• WHAT TO PRODUCE:
Repeat every entry word for word, but leave the images out of your copy.

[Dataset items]
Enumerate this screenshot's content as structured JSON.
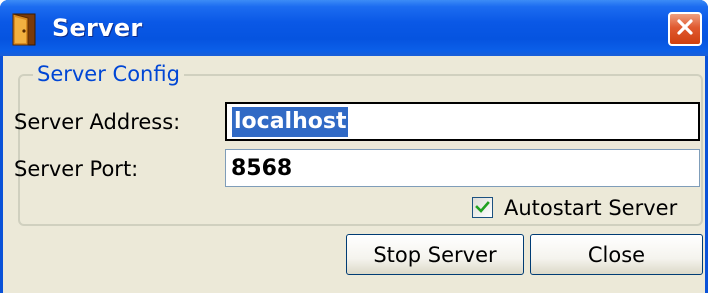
{
  "window": {
    "title": "Server",
    "close_icon": "close-x-icon"
  },
  "group": {
    "legend": "Server Config",
    "address_label": "Server Address:",
    "address_value": "localhost",
    "port_label": "Server Port:",
    "port_value": "8568",
    "autostart_label": "Autostart Server",
    "autostart_checked": true
  },
  "buttons": {
    "stop_label": "Stop Server",
    "close_label": "Close"
  },
  "colors": {
    "titlebar": "#0a58e6",
    "legend": "#0046d5",
    "selection": "#316ac5",
    "close_button": "#e05a30",
    "checkmark": "#21a121"
  }
}
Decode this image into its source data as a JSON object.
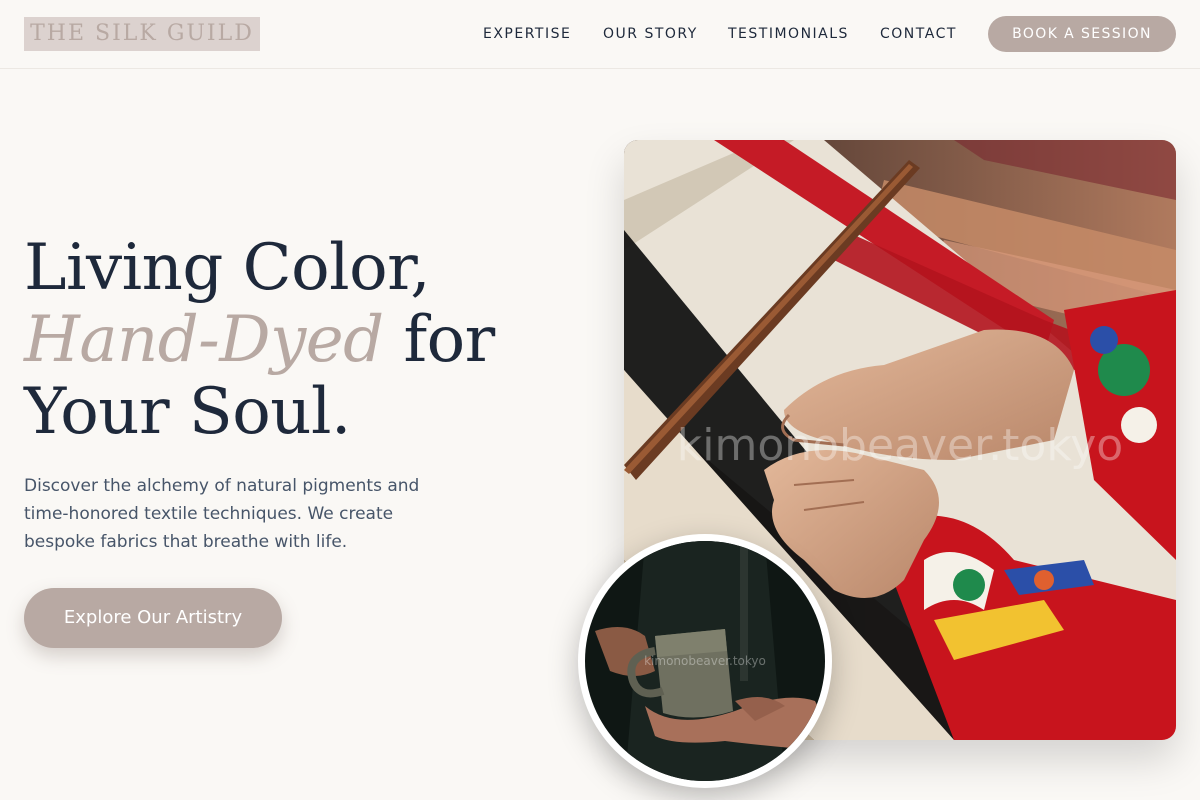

• CORRECT RESULT:
Enumerate this screenshot's content as structured JSON.
{
  "window": {
    "title": "Server",
    "close_icon": "close-x-icon"
  },
  "group": {
    "legend": "Server Config",
    "address_label": "Server Address:",
    "address_value": "localhost",
    "port_label": "Server Port:",
    "port_value": "8568",
    "autostart_label": "Autostart Server",
    "autostart_checked": true
  },
  "buttons": {
    "stop_label": "Stop Server",
    "close_label": "Close"
  },
  "colors": {
    "titlebar": "#0a58e6",
    "legend": "#0046d5",
    "selection": "#316ac5",
    "close_button": "#e05a30",
    "checkmark": "#21a121"
  }
}
Decode this image into its source data as a JSON object.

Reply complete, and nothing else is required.